%%

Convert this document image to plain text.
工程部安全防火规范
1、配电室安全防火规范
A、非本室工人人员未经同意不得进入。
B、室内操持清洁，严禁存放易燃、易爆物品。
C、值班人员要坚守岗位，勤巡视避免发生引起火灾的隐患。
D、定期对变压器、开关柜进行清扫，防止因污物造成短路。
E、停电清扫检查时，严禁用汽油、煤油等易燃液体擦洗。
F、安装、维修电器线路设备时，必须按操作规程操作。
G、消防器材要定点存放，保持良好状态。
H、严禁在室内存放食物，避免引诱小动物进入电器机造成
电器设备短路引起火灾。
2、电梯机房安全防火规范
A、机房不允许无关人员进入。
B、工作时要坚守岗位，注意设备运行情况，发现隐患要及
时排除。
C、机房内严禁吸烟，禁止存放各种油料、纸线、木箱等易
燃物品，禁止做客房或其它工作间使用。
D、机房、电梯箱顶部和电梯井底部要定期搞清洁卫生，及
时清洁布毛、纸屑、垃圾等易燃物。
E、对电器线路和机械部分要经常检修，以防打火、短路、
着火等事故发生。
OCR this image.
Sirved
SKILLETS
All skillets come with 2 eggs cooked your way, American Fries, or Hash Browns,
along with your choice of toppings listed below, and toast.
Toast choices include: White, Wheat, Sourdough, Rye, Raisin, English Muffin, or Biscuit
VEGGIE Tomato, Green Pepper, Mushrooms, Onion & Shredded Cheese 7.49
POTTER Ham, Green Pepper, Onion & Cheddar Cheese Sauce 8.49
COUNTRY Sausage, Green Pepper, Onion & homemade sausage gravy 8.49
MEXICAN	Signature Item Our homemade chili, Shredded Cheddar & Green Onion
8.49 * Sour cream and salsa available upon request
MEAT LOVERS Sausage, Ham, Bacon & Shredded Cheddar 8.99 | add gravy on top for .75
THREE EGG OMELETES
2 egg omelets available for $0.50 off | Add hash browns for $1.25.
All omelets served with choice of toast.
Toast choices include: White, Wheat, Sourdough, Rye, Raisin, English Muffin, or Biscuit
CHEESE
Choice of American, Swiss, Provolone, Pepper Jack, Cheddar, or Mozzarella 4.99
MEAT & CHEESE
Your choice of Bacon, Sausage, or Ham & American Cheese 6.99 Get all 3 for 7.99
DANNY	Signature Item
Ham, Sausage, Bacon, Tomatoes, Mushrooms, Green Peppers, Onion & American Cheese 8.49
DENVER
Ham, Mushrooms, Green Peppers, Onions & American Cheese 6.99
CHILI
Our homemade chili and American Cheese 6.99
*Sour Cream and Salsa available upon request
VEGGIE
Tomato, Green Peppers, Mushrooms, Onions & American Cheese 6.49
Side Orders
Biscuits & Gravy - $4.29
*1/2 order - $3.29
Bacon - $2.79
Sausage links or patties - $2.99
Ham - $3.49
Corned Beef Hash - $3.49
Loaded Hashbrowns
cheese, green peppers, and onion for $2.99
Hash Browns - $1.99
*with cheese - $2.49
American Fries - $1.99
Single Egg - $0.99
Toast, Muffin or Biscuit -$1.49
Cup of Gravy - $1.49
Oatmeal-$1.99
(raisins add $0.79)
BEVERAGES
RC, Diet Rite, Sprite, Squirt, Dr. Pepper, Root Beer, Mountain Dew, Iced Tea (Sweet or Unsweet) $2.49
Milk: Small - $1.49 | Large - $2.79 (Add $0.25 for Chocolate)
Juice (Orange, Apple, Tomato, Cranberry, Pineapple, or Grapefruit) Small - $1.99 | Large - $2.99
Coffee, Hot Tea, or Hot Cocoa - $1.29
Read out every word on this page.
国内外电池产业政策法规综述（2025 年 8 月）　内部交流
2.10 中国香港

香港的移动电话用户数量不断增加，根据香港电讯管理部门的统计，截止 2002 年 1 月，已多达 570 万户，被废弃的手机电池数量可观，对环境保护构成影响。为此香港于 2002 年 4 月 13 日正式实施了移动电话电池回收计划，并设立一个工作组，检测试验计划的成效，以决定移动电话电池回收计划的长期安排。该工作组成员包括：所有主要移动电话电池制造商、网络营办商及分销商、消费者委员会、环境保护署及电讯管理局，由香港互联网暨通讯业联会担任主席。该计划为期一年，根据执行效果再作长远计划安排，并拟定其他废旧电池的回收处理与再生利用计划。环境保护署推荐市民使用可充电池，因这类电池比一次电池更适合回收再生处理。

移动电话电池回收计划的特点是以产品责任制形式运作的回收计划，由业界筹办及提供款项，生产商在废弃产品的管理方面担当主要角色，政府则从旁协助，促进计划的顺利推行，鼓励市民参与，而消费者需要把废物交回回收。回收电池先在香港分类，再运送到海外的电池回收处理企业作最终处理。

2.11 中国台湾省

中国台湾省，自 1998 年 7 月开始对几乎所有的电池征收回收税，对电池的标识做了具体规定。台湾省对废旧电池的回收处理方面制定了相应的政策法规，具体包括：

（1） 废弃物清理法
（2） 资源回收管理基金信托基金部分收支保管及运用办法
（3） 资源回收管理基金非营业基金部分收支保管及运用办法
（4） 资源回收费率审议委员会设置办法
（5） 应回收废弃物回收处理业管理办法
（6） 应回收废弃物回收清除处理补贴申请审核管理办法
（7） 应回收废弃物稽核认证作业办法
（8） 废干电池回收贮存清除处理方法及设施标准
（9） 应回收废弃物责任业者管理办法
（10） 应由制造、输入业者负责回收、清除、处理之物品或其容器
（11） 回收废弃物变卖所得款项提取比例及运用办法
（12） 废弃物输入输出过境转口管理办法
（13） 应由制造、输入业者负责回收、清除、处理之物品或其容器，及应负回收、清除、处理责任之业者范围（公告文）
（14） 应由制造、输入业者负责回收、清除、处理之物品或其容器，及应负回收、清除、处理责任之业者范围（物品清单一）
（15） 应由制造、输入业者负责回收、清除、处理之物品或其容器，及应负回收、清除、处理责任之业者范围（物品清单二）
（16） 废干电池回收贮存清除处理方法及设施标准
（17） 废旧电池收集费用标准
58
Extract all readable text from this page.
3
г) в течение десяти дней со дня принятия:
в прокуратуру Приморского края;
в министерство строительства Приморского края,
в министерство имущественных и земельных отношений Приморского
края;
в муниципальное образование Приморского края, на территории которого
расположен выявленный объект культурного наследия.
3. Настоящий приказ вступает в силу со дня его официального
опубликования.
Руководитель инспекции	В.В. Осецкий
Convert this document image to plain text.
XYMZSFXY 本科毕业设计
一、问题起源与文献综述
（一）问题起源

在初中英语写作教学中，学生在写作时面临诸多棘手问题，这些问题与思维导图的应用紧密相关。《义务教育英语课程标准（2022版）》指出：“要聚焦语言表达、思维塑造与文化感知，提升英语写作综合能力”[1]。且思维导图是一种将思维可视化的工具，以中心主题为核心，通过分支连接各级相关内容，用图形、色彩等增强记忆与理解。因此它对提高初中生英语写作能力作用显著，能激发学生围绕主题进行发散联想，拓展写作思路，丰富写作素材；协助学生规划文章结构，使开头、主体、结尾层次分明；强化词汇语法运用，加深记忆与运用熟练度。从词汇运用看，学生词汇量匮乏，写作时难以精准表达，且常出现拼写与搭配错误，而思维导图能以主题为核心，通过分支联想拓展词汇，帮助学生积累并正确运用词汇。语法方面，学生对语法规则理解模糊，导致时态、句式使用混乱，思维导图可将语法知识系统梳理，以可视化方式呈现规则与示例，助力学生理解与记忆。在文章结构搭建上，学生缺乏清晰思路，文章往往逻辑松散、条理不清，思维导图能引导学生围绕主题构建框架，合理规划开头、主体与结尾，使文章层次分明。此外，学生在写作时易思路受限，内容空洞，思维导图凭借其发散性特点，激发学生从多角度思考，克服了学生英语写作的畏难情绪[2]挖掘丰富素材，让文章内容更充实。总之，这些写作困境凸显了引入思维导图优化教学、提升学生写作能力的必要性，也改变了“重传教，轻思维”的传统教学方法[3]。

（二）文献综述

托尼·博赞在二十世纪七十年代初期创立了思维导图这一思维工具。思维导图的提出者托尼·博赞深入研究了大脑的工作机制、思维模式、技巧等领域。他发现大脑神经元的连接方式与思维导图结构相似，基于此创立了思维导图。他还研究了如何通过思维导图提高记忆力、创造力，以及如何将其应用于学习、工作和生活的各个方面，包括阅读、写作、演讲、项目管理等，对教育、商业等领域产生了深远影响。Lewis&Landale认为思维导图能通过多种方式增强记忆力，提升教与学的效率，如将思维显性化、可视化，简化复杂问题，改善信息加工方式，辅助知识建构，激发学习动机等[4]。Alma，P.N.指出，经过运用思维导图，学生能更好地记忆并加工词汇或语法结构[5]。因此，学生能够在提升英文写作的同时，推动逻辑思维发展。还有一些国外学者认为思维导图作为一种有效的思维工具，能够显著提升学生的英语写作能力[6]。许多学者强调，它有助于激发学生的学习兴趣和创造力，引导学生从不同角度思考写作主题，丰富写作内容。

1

%%

Report the number of lines in the entries above that include the string "输入业者负责回收". Give nothing but the number.

4